(Stored entries)
———

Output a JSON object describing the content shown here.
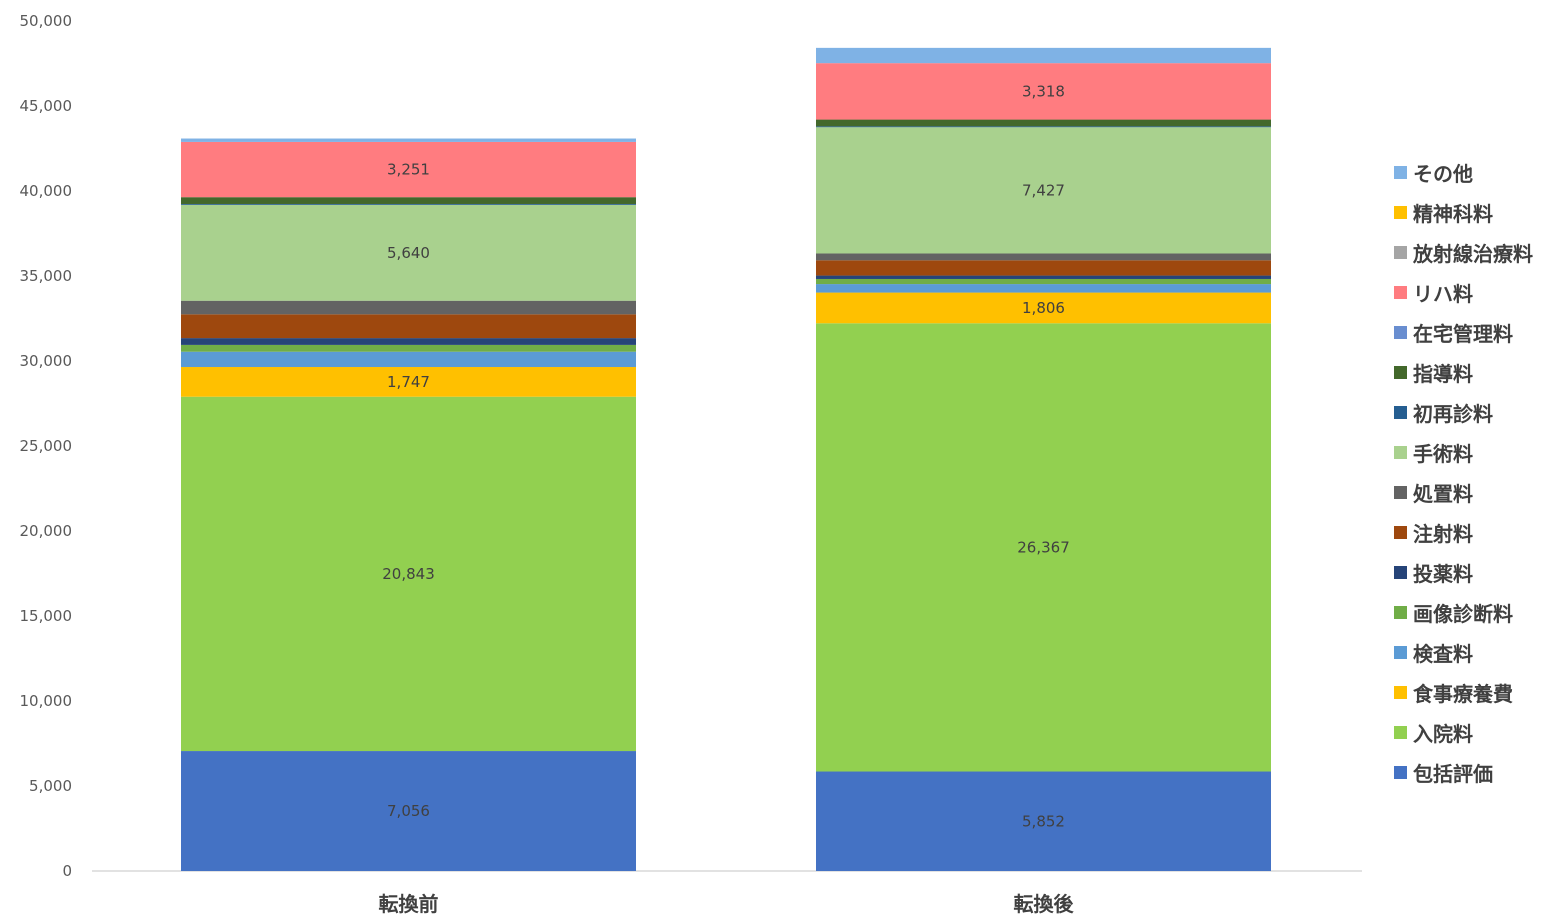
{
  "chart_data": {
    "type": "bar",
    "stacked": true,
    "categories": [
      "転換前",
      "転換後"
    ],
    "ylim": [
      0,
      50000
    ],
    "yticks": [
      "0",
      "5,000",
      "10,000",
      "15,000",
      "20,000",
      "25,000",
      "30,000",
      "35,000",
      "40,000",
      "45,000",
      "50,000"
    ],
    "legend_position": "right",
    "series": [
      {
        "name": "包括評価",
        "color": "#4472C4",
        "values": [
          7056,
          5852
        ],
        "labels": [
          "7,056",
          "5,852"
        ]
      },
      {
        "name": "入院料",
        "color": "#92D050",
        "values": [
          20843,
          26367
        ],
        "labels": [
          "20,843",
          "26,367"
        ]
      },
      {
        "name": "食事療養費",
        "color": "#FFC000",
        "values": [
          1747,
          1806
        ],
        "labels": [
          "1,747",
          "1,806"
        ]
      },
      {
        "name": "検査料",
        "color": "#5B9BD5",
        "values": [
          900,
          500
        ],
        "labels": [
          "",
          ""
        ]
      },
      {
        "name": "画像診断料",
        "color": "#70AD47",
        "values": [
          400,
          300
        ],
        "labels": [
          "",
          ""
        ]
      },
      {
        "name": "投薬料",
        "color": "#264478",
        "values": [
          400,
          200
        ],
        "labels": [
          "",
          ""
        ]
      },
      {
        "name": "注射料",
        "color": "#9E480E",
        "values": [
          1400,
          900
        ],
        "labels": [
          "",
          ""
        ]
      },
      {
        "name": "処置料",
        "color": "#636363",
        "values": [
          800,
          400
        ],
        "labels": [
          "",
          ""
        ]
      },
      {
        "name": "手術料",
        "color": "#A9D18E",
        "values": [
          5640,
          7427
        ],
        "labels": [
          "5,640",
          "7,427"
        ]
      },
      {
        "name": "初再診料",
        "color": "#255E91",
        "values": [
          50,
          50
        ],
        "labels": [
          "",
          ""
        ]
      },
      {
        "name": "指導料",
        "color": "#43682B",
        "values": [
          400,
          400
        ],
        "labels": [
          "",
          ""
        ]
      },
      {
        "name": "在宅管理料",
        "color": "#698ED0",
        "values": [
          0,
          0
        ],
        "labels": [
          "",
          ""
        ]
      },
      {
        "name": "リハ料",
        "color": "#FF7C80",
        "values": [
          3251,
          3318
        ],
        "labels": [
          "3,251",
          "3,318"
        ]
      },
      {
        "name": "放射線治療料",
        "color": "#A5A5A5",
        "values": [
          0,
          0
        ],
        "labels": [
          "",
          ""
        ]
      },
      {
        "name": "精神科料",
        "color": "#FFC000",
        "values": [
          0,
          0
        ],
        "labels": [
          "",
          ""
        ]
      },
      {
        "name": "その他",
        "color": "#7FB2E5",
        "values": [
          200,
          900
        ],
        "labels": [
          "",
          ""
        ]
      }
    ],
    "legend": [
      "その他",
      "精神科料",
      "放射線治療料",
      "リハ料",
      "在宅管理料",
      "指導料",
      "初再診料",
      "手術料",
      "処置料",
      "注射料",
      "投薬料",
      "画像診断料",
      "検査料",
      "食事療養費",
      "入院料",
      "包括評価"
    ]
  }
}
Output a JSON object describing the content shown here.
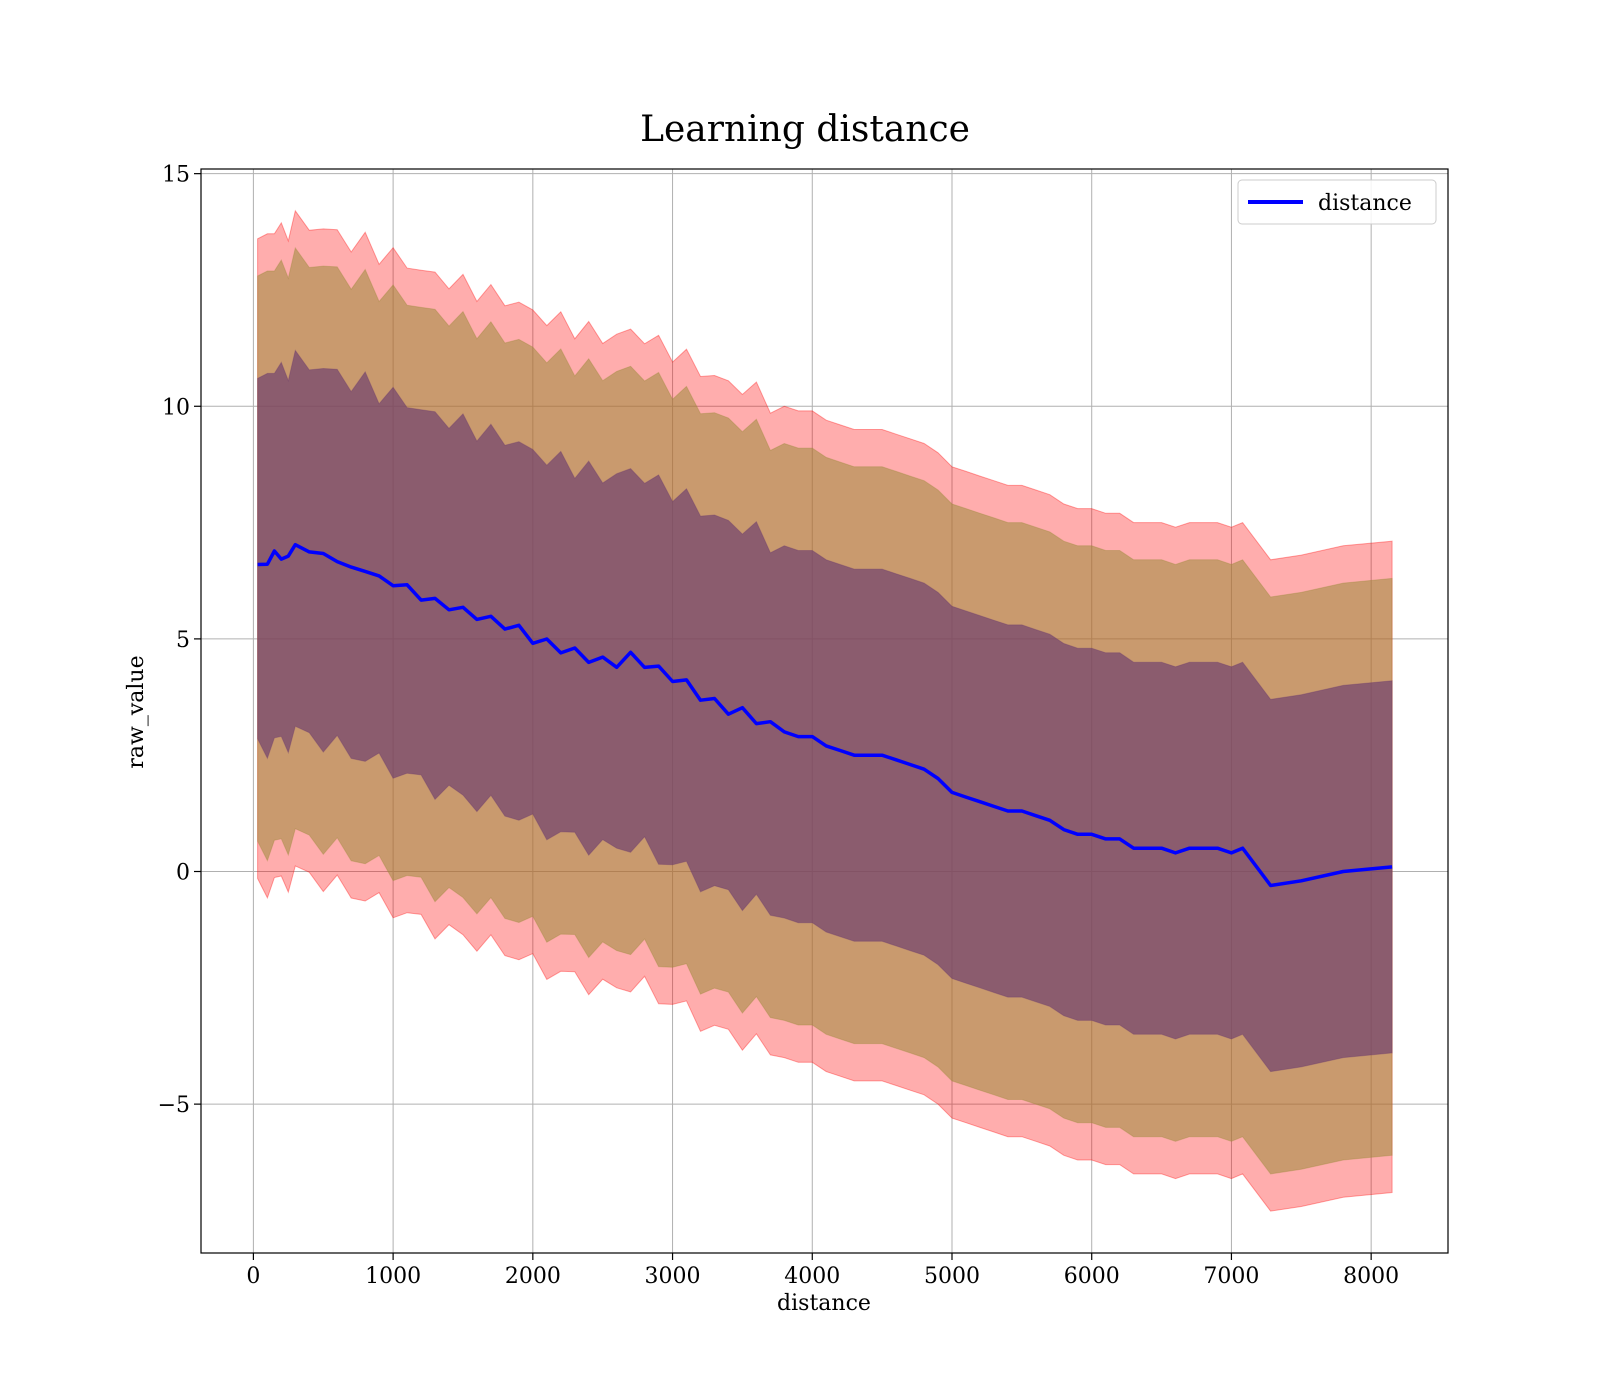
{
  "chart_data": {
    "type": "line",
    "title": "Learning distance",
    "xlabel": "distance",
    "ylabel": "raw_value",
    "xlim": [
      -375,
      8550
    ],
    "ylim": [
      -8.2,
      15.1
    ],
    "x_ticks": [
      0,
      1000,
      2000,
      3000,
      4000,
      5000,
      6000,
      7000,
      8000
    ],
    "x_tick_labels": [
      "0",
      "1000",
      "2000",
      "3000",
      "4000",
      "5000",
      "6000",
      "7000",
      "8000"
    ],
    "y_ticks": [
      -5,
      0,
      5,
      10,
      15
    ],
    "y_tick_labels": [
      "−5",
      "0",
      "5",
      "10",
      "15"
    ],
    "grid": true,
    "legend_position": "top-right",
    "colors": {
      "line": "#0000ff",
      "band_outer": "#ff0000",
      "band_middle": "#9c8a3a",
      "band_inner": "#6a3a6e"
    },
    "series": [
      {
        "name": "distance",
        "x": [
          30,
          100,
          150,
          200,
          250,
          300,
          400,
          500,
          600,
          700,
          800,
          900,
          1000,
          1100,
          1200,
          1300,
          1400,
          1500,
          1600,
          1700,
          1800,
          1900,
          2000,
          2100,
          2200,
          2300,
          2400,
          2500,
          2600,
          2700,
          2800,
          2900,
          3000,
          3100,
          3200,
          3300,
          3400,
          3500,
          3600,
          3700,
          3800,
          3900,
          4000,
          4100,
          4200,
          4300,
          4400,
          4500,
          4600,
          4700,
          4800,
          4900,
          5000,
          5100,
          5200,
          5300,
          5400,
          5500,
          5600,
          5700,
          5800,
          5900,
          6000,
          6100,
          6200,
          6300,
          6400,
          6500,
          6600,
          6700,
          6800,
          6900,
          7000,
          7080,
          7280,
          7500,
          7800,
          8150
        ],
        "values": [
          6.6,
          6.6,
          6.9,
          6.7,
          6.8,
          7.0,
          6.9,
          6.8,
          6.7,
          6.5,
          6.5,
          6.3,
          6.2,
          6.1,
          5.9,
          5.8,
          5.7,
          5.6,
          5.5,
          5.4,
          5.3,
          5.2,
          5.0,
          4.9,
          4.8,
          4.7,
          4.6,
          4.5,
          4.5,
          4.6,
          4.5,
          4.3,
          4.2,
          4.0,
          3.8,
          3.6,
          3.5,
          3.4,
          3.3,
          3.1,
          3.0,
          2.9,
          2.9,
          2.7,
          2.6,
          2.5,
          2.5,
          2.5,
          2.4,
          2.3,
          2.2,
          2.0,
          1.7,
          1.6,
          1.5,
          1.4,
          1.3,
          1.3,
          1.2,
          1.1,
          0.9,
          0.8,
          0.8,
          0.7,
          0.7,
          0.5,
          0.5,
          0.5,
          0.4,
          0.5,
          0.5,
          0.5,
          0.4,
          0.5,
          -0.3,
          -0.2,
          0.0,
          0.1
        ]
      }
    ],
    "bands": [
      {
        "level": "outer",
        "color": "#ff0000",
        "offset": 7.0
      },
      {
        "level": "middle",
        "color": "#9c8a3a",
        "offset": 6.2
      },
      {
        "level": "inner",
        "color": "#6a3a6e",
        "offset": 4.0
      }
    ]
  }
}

———

## Written instruction
Copy down every line of the material above that includes the string "level".

## Response below
        "level": "outer",
        "level": "middle",
        "level": "inner",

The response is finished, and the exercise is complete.